- _Direction_
Wherever "Recombination" appears in a line, list that line.

- _Provided records_
>> start
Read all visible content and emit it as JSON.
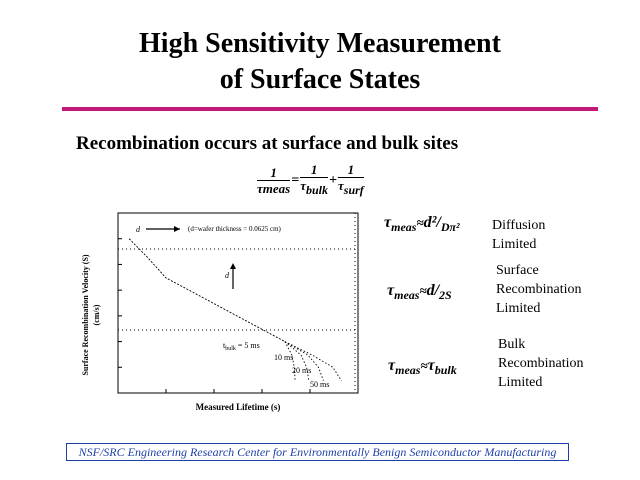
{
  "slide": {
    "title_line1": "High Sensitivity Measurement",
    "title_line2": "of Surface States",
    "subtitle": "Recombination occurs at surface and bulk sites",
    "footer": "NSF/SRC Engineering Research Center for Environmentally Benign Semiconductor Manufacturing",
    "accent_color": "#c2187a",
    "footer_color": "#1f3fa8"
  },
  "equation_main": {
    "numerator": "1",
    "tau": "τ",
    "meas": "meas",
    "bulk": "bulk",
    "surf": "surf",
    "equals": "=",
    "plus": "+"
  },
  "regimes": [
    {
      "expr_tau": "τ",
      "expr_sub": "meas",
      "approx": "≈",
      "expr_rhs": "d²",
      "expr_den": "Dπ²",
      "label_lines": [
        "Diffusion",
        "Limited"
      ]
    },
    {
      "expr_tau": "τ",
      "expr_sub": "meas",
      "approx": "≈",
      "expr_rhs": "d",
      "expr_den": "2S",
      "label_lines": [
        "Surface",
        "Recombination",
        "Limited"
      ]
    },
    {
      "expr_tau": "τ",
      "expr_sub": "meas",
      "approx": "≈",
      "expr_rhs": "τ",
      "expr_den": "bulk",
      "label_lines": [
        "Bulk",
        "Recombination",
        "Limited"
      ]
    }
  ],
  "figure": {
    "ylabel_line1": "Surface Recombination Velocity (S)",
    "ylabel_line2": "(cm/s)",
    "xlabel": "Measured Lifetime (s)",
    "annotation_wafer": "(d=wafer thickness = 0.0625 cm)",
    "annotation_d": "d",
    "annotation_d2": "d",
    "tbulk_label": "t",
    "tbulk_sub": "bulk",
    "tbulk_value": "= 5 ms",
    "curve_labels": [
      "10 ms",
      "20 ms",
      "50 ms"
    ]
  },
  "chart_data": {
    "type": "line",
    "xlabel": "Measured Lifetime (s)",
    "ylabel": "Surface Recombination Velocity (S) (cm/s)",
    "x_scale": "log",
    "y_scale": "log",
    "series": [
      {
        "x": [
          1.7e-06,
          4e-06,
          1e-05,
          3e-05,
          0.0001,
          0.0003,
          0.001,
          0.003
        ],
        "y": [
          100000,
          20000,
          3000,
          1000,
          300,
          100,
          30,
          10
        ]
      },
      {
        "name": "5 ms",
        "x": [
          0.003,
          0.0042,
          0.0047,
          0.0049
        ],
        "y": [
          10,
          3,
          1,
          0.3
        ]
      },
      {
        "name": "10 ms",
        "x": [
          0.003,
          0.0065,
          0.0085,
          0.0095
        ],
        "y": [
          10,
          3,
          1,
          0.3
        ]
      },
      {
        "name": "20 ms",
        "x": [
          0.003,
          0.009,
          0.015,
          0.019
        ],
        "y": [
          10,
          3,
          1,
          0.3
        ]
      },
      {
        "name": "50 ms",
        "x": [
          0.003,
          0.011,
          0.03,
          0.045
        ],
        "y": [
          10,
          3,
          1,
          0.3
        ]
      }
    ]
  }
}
>> end
>> start
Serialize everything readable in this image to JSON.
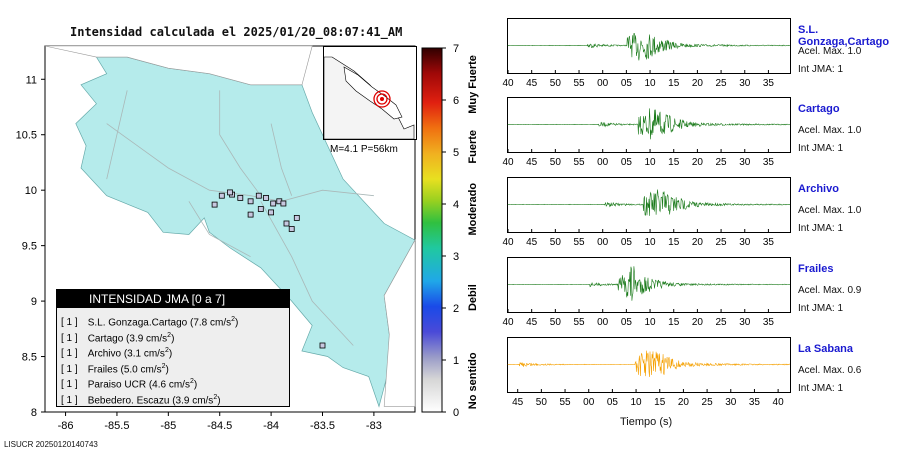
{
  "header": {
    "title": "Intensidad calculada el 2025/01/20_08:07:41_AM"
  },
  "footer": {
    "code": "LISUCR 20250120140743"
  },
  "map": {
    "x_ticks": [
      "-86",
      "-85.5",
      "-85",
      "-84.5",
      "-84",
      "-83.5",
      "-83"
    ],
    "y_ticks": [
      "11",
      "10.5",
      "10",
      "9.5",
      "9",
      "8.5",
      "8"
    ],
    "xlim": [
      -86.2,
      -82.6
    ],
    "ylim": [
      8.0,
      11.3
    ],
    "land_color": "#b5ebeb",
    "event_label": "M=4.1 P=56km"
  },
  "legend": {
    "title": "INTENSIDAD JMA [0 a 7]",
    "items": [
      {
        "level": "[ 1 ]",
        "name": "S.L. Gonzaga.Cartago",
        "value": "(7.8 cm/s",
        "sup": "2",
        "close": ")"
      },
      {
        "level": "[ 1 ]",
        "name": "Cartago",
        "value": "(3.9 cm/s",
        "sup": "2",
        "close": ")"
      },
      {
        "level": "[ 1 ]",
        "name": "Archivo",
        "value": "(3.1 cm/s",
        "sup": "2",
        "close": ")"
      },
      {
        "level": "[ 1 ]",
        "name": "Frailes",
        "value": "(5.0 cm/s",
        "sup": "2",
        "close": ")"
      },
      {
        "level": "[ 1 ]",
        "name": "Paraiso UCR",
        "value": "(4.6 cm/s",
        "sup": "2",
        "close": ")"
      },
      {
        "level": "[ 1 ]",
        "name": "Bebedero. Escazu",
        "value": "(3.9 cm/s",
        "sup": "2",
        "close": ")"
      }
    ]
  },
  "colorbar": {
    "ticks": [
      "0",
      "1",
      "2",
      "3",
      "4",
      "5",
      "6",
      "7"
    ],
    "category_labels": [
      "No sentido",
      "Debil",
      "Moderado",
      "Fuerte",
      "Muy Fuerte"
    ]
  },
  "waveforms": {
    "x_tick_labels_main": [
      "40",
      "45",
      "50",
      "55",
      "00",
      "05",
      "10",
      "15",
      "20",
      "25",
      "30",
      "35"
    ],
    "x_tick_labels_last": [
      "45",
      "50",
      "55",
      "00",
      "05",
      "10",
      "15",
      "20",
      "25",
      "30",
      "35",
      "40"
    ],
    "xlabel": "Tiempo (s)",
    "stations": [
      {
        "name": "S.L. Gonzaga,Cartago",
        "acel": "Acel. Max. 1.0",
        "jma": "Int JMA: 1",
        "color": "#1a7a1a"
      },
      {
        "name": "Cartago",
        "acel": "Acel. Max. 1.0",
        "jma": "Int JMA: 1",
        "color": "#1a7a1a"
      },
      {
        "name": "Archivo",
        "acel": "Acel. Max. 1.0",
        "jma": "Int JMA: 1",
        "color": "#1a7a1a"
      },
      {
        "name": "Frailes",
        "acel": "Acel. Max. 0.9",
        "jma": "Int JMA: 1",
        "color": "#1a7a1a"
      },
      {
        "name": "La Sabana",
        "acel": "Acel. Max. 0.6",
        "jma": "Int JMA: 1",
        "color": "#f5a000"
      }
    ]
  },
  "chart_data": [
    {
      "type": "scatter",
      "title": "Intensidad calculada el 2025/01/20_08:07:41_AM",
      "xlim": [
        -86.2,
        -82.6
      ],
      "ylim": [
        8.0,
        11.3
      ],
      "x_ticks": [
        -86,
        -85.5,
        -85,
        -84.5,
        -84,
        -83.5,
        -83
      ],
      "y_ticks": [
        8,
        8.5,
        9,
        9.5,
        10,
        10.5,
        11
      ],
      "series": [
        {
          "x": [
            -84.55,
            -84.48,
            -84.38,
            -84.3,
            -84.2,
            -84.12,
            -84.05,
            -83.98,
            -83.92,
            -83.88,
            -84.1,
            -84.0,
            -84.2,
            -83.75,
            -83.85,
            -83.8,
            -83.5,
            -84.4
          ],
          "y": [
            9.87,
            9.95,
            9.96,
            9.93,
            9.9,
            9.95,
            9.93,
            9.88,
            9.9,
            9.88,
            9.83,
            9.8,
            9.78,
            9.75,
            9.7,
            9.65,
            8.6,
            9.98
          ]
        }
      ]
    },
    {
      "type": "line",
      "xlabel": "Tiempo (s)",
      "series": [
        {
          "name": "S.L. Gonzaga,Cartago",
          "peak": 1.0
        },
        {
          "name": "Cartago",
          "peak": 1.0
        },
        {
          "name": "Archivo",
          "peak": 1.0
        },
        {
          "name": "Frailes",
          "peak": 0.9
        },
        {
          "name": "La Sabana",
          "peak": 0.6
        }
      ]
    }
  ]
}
>> end
- _Written answer_
    "subtitle": "Recombination occurs at surface and bulk sites",
        "Recombination",
        "Recombination",
    "ylabel_line1": "Surface Recombination Velocity (S)",
    "ylabel": "Surface Recombination Velocity (S) (cm/s)",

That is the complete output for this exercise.